Task goal.
Indicate only the number of lines in the listing below in which the word "Nagroda" appears.

● ● ●

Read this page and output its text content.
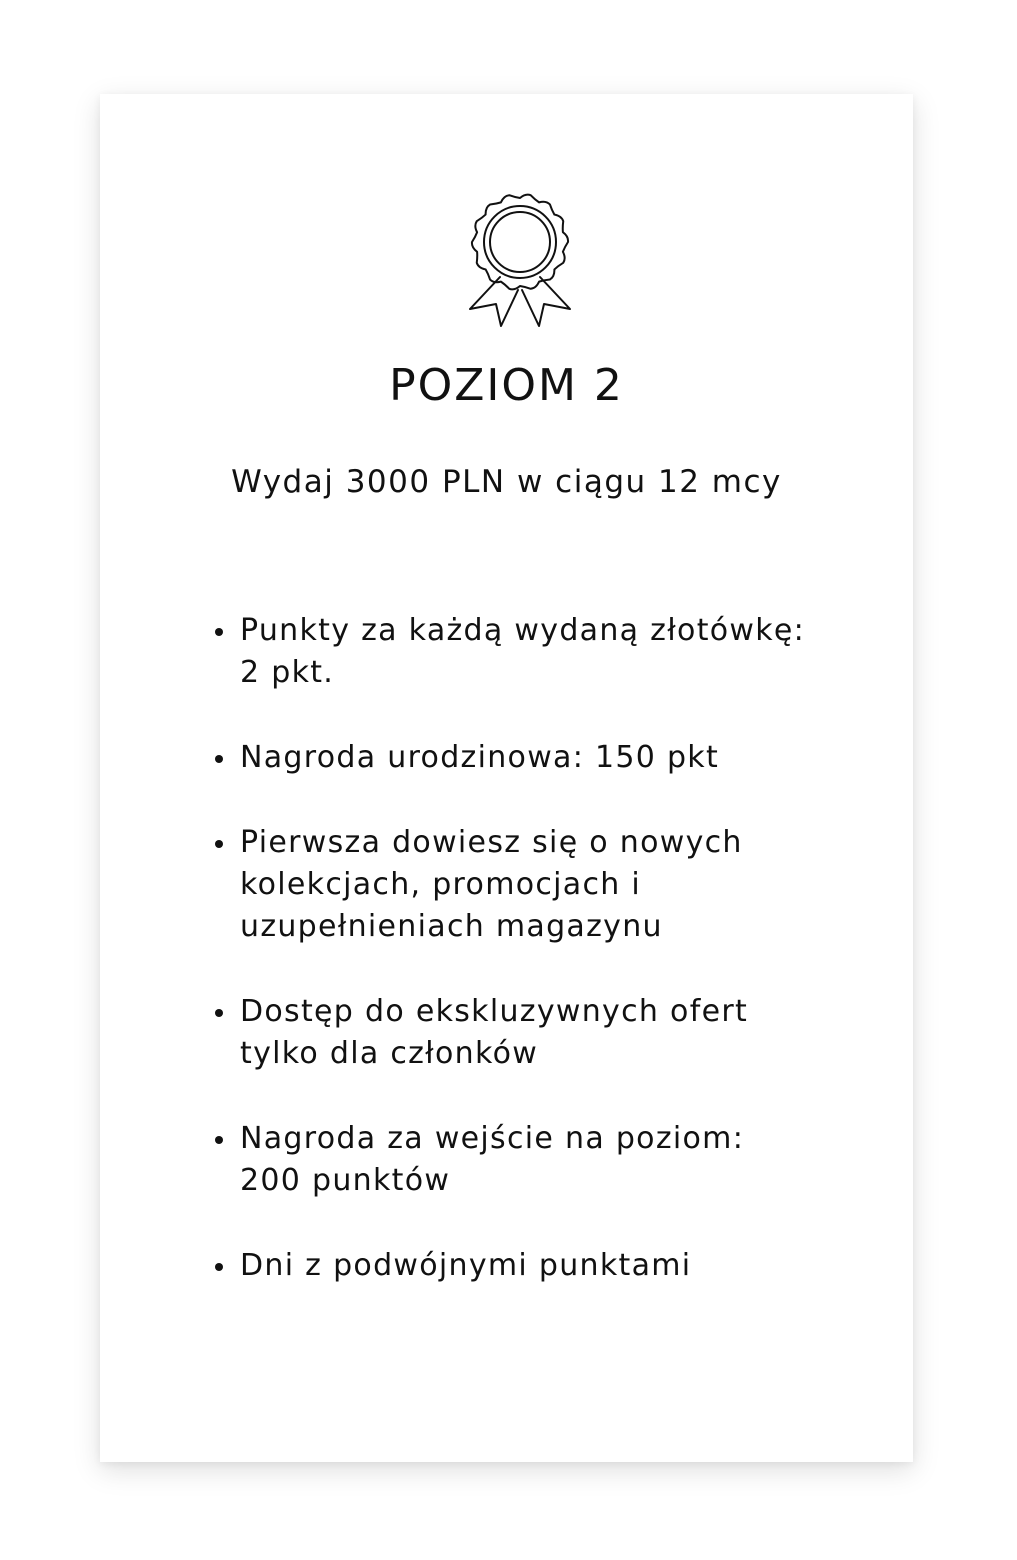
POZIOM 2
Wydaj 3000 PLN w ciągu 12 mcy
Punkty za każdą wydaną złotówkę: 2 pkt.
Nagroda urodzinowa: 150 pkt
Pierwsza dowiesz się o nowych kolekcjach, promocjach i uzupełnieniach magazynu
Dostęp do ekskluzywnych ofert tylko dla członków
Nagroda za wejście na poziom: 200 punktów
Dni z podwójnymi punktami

● ● ●

Exercise response.
2